Search the material below for the string "title" and extract each line that has it.

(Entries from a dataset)
-- Start --
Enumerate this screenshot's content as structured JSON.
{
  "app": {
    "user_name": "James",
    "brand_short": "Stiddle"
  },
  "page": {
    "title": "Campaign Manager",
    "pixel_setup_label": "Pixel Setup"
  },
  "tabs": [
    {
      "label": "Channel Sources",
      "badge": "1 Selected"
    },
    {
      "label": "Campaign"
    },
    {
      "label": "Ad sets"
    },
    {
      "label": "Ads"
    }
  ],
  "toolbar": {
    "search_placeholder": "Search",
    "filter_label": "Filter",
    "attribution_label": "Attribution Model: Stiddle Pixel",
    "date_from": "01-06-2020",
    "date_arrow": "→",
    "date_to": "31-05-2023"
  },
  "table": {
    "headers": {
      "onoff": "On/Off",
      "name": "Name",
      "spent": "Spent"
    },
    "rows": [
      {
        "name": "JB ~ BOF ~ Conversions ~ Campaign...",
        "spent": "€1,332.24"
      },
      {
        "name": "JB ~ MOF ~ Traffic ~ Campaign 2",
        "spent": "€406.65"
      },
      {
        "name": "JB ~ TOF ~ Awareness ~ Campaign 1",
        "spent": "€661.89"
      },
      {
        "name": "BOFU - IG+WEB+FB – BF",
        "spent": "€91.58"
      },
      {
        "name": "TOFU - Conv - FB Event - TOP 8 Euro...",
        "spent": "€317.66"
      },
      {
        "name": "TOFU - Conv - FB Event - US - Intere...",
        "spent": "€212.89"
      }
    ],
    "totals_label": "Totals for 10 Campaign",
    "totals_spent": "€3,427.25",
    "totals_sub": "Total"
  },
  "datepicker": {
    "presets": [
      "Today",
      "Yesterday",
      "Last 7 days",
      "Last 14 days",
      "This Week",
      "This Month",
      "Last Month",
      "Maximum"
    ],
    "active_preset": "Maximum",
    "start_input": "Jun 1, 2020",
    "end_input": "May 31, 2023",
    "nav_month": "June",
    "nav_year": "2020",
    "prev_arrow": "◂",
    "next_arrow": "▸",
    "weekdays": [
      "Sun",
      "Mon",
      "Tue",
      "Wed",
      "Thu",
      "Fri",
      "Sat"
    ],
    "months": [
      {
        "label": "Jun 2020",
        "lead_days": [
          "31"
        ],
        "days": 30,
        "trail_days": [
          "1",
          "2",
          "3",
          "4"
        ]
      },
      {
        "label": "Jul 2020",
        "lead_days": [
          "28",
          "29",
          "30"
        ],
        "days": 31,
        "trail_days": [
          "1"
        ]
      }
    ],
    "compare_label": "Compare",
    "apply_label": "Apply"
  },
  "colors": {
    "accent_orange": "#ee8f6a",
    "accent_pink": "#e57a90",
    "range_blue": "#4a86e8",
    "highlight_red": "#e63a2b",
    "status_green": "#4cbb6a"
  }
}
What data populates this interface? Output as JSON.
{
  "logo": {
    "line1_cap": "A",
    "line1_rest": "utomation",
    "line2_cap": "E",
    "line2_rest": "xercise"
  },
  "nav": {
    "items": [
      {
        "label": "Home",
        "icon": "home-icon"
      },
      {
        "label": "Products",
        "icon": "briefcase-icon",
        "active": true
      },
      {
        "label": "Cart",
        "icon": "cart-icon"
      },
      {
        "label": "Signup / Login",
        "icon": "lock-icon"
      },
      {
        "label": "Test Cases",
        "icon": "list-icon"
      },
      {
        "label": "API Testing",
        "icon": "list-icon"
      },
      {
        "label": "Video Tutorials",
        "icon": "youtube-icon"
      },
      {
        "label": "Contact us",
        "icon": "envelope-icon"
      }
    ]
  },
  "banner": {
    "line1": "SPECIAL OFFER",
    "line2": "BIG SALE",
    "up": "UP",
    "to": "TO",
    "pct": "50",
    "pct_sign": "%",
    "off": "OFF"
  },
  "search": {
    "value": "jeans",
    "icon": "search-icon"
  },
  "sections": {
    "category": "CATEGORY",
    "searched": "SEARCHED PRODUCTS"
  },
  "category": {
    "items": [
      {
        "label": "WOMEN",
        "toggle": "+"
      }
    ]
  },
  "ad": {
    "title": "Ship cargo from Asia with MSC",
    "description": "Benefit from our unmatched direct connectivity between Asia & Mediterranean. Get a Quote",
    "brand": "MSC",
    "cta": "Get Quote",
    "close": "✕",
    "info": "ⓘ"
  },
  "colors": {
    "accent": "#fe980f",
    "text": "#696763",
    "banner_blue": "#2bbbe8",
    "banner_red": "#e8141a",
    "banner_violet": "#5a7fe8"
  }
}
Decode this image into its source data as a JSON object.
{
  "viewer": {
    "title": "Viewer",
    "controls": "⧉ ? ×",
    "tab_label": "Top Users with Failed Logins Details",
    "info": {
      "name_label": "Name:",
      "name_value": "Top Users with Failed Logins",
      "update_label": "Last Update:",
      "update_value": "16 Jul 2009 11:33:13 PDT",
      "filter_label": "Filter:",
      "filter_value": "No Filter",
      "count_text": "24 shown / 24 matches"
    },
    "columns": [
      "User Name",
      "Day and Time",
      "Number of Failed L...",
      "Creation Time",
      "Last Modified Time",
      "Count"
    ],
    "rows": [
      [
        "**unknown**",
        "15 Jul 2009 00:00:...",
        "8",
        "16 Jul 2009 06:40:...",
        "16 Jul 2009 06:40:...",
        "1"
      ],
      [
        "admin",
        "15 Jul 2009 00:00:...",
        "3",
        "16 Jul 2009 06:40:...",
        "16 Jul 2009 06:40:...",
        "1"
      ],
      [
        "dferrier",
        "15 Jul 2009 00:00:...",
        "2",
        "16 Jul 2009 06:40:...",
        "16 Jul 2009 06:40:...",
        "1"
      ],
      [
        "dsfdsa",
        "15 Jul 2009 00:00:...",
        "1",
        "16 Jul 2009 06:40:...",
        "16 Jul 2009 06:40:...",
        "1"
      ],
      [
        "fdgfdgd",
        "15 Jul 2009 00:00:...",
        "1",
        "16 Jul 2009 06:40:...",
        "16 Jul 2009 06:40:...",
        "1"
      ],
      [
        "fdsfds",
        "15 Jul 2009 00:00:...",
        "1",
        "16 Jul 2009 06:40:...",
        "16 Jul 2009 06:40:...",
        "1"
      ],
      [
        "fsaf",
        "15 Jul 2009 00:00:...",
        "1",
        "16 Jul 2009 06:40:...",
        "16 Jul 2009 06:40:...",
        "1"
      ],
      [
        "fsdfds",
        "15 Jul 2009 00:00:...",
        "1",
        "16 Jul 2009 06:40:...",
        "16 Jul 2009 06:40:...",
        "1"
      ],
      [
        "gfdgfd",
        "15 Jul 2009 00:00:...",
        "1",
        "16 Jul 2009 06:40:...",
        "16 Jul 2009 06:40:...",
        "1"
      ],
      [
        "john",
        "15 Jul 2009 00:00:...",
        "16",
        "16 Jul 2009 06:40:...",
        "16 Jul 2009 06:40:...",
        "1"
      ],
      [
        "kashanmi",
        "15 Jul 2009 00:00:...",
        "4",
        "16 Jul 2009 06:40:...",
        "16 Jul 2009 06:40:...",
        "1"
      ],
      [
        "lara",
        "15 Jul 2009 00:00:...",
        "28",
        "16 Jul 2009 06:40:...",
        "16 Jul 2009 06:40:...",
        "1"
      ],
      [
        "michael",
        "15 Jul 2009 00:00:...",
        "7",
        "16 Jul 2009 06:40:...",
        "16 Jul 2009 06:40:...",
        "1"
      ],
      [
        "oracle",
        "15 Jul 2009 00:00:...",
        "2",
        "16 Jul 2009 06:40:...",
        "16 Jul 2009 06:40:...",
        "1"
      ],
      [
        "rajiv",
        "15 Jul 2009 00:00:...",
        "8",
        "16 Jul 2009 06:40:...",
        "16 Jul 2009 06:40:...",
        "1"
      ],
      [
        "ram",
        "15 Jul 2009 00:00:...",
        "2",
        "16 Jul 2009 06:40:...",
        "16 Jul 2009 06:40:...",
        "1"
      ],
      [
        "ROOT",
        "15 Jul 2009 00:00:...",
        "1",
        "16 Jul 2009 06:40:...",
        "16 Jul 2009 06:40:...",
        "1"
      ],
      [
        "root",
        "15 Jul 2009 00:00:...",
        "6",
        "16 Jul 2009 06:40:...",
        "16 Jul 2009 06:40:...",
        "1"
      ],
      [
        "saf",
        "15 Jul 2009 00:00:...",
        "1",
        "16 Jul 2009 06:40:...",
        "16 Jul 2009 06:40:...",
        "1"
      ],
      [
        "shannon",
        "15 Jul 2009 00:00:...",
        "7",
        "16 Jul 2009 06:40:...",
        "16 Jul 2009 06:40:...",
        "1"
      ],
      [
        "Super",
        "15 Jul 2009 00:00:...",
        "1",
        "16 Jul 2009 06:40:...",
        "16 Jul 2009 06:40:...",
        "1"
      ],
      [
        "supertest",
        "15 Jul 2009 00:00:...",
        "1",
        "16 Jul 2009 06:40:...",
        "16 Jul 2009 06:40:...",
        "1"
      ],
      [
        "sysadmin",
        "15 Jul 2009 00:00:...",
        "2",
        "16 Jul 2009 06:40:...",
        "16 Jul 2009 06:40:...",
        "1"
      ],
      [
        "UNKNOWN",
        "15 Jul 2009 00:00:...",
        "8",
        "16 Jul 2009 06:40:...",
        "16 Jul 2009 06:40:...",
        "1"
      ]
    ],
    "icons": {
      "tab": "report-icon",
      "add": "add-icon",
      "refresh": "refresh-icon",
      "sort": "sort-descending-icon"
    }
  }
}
-- End --
*Correct response*.
    "title": "Campaign Manager",
    "title": "Ship cargo from Asia with MSC",
    "title": "Viewer",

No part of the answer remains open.